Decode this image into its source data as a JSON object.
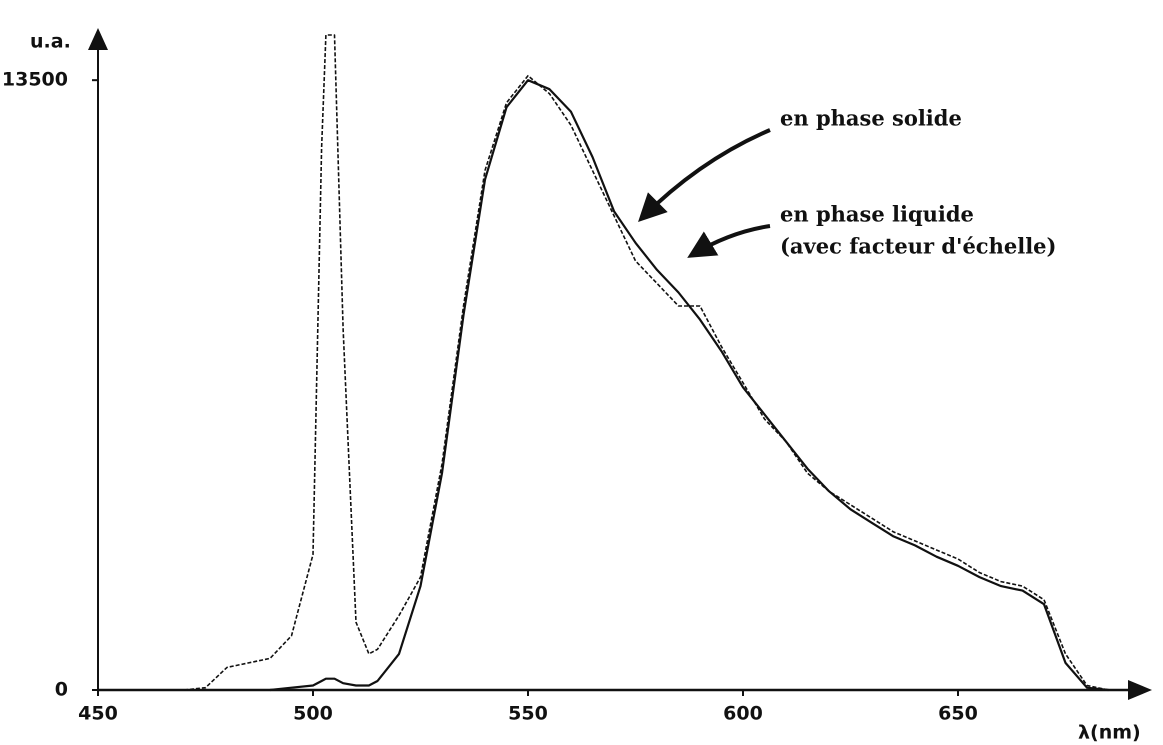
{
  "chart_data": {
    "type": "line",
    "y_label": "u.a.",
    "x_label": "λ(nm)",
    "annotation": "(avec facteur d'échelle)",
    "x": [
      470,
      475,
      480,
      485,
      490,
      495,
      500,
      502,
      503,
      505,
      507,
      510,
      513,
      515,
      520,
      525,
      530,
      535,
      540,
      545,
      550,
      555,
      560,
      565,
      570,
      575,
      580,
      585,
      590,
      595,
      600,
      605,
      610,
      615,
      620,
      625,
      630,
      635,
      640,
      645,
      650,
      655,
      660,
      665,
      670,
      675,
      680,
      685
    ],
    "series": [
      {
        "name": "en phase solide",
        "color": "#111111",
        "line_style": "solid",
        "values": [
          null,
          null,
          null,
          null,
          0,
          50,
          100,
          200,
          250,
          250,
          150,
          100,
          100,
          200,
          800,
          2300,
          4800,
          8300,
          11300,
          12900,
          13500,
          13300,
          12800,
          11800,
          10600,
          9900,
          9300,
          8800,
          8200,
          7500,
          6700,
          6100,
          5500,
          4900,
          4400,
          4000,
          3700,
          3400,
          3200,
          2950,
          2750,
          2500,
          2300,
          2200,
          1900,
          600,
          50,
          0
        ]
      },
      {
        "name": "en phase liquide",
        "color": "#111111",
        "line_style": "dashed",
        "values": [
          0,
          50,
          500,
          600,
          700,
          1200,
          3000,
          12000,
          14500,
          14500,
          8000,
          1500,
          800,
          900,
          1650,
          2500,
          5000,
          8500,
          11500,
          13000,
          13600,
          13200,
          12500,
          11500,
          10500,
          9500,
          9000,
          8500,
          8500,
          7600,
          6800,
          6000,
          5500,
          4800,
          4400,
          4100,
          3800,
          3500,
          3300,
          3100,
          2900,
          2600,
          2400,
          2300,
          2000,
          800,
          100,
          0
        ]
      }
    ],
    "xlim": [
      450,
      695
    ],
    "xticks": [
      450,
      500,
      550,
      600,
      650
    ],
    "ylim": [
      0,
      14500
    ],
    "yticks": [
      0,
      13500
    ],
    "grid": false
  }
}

========

▶ Do this:
Check each line of the records above for "name", and copy those that have it.

▶ Complete output:
        "name": "en phase solide",
        "name": "en phase liquide",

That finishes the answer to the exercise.